* [Exercise material]
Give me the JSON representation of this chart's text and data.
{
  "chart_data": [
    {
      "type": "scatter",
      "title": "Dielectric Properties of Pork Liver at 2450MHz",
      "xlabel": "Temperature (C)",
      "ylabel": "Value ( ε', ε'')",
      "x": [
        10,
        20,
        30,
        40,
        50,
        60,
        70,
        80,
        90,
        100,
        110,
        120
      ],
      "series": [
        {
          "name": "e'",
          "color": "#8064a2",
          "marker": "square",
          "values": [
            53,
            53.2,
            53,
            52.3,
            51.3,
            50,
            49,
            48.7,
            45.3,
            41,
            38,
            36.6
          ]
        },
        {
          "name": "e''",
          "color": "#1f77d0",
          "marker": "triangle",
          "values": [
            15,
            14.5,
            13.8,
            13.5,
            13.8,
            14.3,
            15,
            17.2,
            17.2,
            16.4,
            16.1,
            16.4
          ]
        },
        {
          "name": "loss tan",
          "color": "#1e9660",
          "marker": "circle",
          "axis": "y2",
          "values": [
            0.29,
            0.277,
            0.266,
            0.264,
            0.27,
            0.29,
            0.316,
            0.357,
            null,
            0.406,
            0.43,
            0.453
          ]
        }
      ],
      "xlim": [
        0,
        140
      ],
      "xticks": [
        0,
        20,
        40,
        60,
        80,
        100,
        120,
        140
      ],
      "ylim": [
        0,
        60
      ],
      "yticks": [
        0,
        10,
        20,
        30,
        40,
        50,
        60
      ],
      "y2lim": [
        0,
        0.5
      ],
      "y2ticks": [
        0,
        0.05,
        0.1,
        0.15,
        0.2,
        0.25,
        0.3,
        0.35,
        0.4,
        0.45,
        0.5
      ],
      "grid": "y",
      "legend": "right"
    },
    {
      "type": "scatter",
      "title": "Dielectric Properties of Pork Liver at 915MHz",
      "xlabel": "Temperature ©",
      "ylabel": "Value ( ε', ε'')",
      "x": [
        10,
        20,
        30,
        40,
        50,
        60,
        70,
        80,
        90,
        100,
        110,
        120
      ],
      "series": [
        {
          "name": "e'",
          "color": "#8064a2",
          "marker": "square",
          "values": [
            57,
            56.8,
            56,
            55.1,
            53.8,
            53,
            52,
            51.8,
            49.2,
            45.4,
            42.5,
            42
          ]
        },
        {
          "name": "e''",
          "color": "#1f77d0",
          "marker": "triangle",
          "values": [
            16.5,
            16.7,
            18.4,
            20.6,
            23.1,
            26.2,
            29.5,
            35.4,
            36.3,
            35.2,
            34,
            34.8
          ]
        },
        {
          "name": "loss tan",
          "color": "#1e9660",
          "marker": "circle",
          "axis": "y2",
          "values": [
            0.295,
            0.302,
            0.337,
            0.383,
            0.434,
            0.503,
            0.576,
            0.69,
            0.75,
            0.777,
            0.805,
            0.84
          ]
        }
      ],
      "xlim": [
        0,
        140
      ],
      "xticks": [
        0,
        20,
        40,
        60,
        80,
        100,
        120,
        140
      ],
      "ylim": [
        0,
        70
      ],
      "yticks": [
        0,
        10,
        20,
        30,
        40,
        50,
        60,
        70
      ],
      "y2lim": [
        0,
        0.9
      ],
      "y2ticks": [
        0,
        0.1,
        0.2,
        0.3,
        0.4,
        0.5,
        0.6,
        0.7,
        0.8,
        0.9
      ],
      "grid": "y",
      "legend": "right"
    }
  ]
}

* [The request]
Show all lines from the data above in which the word "Dielectric" appears.

* [Solution]
      "title": "Dielectric Properties of Pork Liver at 2450MHz",
      "title": "Dielectric Properties of Pork Liver at 915MHz",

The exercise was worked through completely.